* **Objective**
Return each line containing the string "color".

Data listing:
**********
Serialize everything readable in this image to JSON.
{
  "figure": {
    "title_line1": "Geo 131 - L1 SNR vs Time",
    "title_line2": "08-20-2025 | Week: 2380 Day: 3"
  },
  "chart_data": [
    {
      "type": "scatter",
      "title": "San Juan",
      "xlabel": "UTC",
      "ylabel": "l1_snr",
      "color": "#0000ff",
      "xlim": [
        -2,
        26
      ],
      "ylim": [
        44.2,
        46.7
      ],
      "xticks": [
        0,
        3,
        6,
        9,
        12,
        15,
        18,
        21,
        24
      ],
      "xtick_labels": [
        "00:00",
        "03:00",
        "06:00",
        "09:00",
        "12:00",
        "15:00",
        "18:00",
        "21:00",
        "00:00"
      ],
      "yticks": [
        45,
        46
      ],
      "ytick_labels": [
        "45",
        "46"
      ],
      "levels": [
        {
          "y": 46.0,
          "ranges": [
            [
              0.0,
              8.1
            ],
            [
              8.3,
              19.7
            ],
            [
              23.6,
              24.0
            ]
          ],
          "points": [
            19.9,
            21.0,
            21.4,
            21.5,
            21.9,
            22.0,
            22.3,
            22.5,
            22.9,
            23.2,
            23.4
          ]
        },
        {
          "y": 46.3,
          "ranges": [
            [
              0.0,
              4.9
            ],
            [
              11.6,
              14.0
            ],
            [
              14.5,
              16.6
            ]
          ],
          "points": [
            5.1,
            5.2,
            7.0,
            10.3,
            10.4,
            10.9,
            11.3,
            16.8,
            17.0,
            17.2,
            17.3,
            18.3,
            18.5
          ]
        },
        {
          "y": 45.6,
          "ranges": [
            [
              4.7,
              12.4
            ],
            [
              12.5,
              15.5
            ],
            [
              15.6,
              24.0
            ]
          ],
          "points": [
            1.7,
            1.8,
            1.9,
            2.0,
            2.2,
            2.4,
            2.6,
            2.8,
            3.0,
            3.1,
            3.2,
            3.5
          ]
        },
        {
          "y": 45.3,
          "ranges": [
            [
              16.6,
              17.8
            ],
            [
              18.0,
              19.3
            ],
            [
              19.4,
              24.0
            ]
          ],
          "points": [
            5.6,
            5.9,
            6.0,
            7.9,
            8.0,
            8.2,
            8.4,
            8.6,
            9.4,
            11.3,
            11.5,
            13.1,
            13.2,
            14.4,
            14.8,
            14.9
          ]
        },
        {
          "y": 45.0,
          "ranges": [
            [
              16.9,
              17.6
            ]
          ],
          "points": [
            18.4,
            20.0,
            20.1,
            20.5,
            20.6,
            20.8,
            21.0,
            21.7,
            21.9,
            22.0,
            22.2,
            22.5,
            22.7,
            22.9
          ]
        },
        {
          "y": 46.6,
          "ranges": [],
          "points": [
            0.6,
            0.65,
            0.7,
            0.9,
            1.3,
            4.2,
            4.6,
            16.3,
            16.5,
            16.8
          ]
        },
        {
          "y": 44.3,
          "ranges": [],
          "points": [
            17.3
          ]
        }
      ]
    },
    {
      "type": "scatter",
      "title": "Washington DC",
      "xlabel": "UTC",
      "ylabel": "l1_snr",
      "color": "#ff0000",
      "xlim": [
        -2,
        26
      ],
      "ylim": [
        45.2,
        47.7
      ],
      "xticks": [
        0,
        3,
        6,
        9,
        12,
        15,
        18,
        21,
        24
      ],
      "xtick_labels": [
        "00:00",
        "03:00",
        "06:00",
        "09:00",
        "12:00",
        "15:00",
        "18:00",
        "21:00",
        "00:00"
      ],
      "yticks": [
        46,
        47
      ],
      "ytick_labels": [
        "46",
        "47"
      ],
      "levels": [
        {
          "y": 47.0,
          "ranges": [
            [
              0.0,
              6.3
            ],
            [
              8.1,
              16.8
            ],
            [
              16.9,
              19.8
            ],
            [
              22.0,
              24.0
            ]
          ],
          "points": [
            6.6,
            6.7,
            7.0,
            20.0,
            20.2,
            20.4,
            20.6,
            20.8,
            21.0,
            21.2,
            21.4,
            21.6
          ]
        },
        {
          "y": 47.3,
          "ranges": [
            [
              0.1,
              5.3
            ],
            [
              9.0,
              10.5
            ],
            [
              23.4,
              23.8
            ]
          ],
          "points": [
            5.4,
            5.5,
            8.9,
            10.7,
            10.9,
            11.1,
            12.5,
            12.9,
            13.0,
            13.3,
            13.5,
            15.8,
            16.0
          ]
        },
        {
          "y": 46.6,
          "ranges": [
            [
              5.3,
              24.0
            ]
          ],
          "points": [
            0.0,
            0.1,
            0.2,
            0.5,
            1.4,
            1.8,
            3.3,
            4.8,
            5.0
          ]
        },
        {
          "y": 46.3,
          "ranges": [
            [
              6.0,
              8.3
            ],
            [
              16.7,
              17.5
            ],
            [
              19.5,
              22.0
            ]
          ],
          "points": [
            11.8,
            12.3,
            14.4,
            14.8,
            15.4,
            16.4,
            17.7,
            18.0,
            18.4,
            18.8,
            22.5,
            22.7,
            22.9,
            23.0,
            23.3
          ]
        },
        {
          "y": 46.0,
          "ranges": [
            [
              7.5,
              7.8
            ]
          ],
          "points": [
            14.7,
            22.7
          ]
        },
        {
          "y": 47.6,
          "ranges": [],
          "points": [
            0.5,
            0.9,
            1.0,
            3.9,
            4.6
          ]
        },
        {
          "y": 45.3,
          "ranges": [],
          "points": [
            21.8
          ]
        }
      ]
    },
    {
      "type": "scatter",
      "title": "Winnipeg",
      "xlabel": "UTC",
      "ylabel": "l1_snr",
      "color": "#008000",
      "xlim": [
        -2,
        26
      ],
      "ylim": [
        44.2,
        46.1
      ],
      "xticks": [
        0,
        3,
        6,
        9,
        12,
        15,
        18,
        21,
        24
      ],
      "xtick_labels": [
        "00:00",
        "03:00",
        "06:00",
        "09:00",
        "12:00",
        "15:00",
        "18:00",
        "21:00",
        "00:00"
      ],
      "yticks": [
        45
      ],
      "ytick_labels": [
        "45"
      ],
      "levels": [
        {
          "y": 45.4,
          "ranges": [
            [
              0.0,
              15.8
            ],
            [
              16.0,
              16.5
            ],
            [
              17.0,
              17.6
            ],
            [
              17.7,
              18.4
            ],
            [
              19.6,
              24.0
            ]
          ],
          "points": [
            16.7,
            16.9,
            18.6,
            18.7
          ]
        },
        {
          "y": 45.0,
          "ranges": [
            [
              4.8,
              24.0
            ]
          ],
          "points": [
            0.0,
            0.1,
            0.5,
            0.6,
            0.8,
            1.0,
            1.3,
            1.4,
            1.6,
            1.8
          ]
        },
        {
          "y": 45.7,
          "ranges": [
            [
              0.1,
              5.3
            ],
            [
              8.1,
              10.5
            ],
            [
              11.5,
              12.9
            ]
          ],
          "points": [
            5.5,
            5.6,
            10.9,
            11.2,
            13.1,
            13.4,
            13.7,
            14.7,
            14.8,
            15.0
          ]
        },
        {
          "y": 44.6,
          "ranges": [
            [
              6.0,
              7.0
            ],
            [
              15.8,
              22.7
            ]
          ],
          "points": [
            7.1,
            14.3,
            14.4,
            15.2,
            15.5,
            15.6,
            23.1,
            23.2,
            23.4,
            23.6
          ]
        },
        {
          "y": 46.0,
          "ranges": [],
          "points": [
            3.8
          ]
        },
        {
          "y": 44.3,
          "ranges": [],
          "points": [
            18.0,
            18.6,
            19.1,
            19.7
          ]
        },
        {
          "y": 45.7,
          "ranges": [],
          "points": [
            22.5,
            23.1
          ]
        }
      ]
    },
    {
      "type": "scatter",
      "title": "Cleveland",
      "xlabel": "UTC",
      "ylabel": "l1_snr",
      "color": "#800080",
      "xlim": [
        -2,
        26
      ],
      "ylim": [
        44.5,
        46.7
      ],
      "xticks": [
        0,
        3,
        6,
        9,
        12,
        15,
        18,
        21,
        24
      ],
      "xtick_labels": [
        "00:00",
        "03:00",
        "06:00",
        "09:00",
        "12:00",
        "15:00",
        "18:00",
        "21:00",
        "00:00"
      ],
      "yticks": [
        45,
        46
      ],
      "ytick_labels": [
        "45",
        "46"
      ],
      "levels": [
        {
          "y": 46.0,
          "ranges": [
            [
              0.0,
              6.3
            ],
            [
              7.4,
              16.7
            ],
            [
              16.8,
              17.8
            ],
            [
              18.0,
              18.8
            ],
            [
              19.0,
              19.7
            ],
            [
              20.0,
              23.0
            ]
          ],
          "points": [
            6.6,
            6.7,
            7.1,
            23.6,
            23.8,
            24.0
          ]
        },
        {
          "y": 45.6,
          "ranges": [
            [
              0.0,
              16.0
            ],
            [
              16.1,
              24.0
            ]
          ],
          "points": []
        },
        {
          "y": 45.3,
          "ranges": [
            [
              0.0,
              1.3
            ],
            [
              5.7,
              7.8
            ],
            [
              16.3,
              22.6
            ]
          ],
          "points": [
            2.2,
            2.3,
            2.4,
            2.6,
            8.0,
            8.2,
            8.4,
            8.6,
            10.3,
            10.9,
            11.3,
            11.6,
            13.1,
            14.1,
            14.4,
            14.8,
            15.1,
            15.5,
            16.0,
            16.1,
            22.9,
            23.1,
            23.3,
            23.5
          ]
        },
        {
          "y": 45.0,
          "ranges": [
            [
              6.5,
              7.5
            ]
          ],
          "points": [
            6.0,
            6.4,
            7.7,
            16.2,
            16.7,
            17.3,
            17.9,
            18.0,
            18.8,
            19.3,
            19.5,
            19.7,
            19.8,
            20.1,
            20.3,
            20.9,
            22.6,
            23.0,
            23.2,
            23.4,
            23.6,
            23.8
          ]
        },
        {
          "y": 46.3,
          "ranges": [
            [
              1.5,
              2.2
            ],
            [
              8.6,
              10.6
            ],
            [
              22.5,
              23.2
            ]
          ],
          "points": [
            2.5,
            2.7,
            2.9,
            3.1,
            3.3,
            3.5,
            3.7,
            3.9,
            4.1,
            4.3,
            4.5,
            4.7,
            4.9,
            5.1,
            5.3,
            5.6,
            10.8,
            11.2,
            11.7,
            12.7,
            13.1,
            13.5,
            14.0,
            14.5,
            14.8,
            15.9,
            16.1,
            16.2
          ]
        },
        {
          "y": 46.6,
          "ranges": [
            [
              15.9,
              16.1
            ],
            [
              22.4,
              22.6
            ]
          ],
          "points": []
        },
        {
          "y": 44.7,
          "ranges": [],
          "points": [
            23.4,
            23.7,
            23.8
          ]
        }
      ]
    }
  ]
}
**********
* **The solution**
      "color": "#0000ff",
      "color": "#ff0000",
      "color": "#008000",
      "color": "#800080",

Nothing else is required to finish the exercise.